(THE REQUEST): Copy all lines that contain the word "hiện".

--------------------

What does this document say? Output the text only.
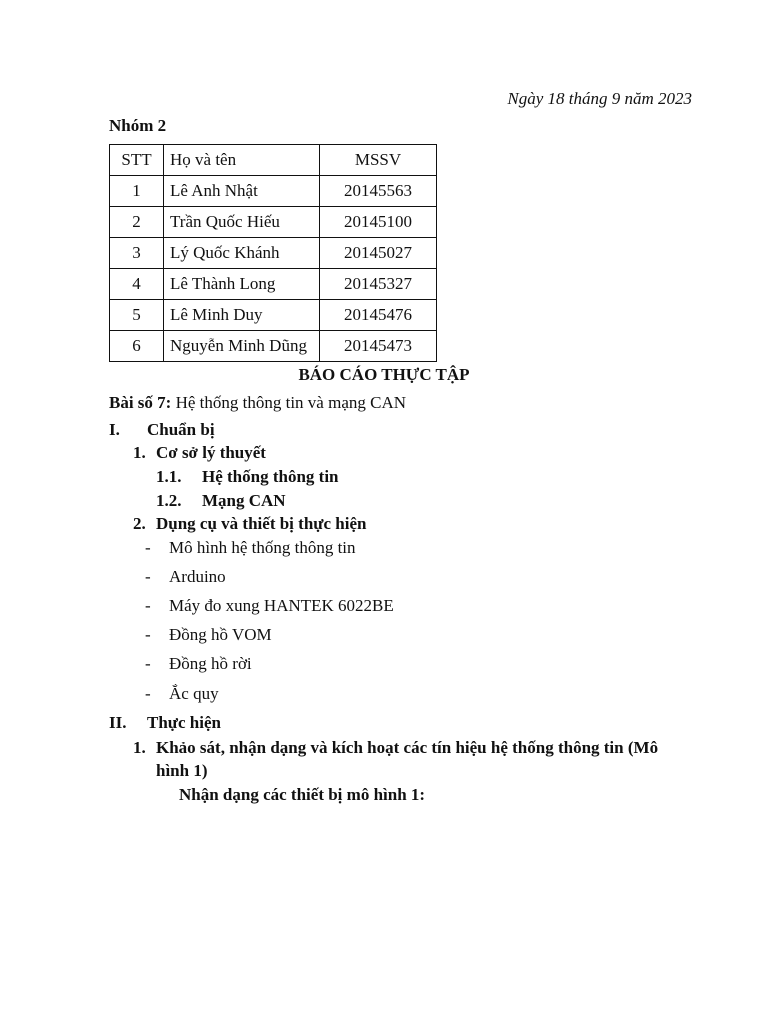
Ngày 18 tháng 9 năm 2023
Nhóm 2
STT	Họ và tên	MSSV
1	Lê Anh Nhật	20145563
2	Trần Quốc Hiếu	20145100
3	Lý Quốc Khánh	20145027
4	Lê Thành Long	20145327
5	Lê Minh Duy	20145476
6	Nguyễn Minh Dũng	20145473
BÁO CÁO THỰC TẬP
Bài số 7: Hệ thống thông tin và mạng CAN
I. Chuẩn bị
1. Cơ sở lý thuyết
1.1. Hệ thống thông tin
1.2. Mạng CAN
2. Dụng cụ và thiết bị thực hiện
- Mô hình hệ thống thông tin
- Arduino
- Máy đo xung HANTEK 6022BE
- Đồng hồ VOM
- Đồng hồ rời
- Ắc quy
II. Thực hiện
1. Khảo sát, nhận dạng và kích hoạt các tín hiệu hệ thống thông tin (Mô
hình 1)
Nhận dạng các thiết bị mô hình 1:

--------------------

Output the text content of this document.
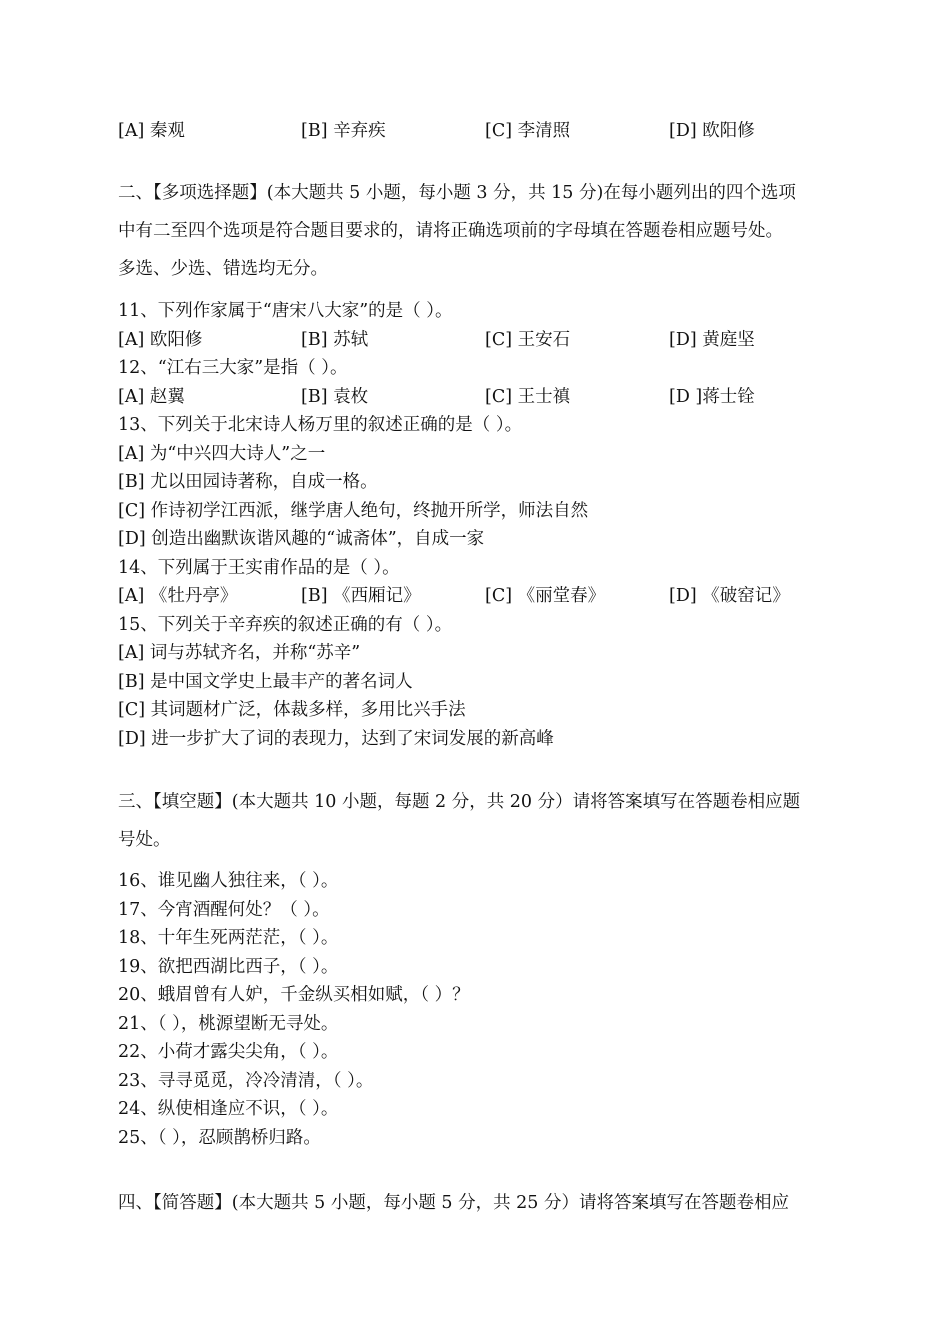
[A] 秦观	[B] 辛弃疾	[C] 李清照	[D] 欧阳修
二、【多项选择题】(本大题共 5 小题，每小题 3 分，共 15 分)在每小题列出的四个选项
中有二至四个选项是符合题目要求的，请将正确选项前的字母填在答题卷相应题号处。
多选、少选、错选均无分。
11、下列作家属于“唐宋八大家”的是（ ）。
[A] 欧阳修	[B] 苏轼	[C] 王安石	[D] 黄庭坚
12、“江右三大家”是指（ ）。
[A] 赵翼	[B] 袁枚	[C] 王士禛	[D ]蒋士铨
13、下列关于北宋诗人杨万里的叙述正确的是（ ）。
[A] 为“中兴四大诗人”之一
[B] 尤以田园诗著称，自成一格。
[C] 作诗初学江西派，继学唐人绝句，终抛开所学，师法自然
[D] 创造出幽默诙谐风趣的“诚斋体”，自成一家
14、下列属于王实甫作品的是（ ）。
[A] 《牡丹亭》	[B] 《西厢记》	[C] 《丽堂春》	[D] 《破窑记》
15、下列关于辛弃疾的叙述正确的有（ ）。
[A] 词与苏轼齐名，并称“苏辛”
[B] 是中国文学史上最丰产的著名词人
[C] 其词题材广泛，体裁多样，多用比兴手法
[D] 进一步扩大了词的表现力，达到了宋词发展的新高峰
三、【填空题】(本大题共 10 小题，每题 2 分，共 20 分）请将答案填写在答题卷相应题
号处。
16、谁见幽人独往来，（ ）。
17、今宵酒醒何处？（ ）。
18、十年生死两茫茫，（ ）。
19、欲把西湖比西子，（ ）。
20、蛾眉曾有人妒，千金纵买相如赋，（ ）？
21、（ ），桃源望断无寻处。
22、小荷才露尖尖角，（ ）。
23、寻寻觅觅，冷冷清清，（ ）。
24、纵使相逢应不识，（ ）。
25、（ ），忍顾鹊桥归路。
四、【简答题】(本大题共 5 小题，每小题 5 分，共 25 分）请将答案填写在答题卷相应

--------------------

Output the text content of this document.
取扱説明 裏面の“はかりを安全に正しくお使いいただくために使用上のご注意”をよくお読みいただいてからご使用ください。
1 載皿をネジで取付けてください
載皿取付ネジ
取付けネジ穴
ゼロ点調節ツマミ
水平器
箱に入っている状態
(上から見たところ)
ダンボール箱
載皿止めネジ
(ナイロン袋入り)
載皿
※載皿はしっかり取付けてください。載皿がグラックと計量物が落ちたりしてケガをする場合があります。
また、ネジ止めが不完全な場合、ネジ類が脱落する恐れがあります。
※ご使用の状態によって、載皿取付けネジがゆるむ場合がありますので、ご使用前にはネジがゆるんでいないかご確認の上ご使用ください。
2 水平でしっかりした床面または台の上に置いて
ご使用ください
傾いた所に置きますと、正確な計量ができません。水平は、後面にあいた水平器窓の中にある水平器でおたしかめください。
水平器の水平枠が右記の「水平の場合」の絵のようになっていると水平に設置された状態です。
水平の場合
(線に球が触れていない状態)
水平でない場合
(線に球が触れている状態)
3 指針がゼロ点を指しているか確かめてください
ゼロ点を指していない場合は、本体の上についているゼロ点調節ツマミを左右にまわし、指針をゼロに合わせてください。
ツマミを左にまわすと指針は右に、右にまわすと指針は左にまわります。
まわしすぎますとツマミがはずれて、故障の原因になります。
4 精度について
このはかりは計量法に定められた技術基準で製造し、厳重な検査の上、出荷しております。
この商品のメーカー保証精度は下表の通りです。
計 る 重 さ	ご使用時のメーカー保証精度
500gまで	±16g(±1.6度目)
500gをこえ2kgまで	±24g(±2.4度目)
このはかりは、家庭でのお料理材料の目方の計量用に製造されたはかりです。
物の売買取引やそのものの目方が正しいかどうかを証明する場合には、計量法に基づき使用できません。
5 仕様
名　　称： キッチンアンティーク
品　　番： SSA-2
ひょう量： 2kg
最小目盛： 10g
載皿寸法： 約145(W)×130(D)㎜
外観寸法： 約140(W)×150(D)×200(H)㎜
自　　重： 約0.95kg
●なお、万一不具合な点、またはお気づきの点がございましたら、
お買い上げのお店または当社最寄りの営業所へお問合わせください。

--------------------

(RESPONSE TO THE TASK):
2. Dụng cụ và thiết bị thực hiện
II. Thực hiện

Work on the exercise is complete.